Estratto della pagina:

=-=-=

Ben noto nella scena musicale del Latin jazz, Sebastian Schunke
pubblica "Vida pura" scegliendo un énsemble
di caratura internazionale, con artisti che hanno frequentato molti stili e
che hanno in comune – nel fondo – una medesima Koiné , la cultura latinoamericana,
un universo sonoro sfaccettato e complesso, non sempre facilmente decifrabile da
chi è estraneo ai luoghi in cui solitamente viene proposto.
La prova che presenta è distinta da un' immediata forza comunicativa,
amplificata da un poliedrico senso del ritmo e della lettura esecutiva, fattori
che ne favoriscono l'assimilazione, diventando il passo ideale che lega la solarità
del sound del Caribe a quello mediterraneo: spazi d'invenzione tutt'altro
che distanti fra loro. Del resto, a ben vedere, l'anima è la stessa.
Le calde declinazioni del Latin percorrono sfumature espressive
assieme al tradizionale timing swingato del jazz in brillante interazione
con le intuizioni percussive di Lukmil Perez, noto a molti come uno dei più
creativi batteristi del genere; in tale scelta estetica, in virtù degli arrangiamenti
del pianista, vengono opportunamente evitati quegli urti e quelle dissonanze che
non di rado ai nostri giorni improntano l'espressività di produzioni similari.
Di particolare qualità risultano i dialoghi tra voce e pianoforte, sensibilità
serrate e positive, costrutti sia morbidi sia più decisi specie nei cantabili
, articolati in modo spontaneo ed equilibrato tanto nelle movenze inquiete che
negli svolgimenti delicati e meditativi.

=-=-=

Compiti da svolgere:
- A) Secondo la recensione di «Vida pura», chi è noto a molti come uno dei più creativi batteristi del genere?
- B) Prosegui la recensione di «Vida pura» a partire dalla sua ultima frase.
Le voci riportate qui di seguito costituiscono materiale a sé stante.

Estratti delle voci:

=-=-=

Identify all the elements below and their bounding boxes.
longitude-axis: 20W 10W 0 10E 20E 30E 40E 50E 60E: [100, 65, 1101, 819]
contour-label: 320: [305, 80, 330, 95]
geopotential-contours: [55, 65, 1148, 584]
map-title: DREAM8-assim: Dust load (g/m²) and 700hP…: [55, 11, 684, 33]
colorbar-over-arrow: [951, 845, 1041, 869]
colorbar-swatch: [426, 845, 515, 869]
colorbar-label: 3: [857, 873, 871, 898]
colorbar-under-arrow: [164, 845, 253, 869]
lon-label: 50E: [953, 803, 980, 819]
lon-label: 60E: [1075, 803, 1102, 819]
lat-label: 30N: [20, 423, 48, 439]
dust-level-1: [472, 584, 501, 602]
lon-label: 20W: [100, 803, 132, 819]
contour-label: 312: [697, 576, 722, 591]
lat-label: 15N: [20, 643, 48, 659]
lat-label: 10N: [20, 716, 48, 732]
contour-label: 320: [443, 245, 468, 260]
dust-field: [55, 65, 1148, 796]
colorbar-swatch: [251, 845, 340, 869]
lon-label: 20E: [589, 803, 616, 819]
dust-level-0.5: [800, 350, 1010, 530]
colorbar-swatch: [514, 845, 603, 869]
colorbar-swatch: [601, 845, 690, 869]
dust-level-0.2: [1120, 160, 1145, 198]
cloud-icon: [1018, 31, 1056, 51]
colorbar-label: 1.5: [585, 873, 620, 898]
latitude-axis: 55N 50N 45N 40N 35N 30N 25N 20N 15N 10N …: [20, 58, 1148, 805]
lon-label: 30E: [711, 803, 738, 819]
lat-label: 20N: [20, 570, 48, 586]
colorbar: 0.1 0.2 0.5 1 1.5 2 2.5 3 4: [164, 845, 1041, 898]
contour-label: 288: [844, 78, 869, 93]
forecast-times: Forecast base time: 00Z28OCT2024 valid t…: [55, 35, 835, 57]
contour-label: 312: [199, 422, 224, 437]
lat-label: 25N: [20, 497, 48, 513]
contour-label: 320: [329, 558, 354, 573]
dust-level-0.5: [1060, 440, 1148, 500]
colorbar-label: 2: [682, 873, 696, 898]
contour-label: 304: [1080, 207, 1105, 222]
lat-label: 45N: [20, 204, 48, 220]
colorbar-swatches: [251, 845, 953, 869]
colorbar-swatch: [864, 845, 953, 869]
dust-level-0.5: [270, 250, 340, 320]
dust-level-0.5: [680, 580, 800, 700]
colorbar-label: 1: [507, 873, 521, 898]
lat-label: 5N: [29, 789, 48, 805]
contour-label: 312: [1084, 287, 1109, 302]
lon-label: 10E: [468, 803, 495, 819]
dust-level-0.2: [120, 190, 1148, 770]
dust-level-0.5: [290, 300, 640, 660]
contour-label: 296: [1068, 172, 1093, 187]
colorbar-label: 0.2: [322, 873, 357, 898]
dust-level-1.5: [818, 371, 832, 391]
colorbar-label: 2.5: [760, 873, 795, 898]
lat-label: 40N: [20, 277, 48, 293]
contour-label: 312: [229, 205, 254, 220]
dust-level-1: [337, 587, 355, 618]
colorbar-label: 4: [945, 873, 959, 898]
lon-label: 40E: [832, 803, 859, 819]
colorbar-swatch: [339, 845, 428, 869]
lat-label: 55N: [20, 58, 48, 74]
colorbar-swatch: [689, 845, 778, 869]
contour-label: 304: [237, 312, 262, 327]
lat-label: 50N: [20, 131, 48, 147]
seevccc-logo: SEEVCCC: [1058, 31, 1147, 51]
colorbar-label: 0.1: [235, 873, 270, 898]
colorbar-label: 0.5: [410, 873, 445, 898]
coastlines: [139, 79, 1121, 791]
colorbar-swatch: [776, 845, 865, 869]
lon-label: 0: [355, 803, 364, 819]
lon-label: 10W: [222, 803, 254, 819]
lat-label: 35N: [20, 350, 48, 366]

=-=-=

Risposte per compito:
- A) Lukmil Perez.

- B)
Di qui s'intuiscono le possibilità aperte dal confronto sistematico e
totale fra le note, tra ricerca e tradizione, all'insegna di un pronunciato senso
della mobilità interiore, esaltata dalla roca sensualità della cubana Olvido
Ruiz, vocalist dotata d'una timbrica molto personale ed intensa, congeniale
alle performances caraibiche quanto a paesaggi maggiormente legati alle blue
notes. Olvido…verrebbe da chiedersi quante cantanti sarebbero in grado di suscitare
tali emozioni: una timbrica pastosa ora morbida ora alla ricerca di spazi riflessivi
ora lacerante in fraseggi dal cromatismo inquieto… Per inciso, è proprio dal loro
incontro artistico, avvenuto qualche anno fa, che ebbe luogo la svolta per la ricerca
musicale di ambedue.
Sebastian, da intelligente band leader, lascia spazio agli altri
esecutori, ed in tal modo possono emergere le qualità espositive, colte e coinvolgenti,
di Mario Morejòn "El Indio", trombettista di cui colpisce la passionalità
e l'energia dei soli, di Dan Freeman, eclettico sassofonista, di Perez,
mai debordante o troppo distante dalla forza dell'unisono, essenziale per il linguaggio
jazzistico proprio delle composizioni schunkiane: colpiscono davvero la sicurezza
e l'ispirazione espresse dal drummer, in perfetto interplay con i
tre bassisti presenti nell'album.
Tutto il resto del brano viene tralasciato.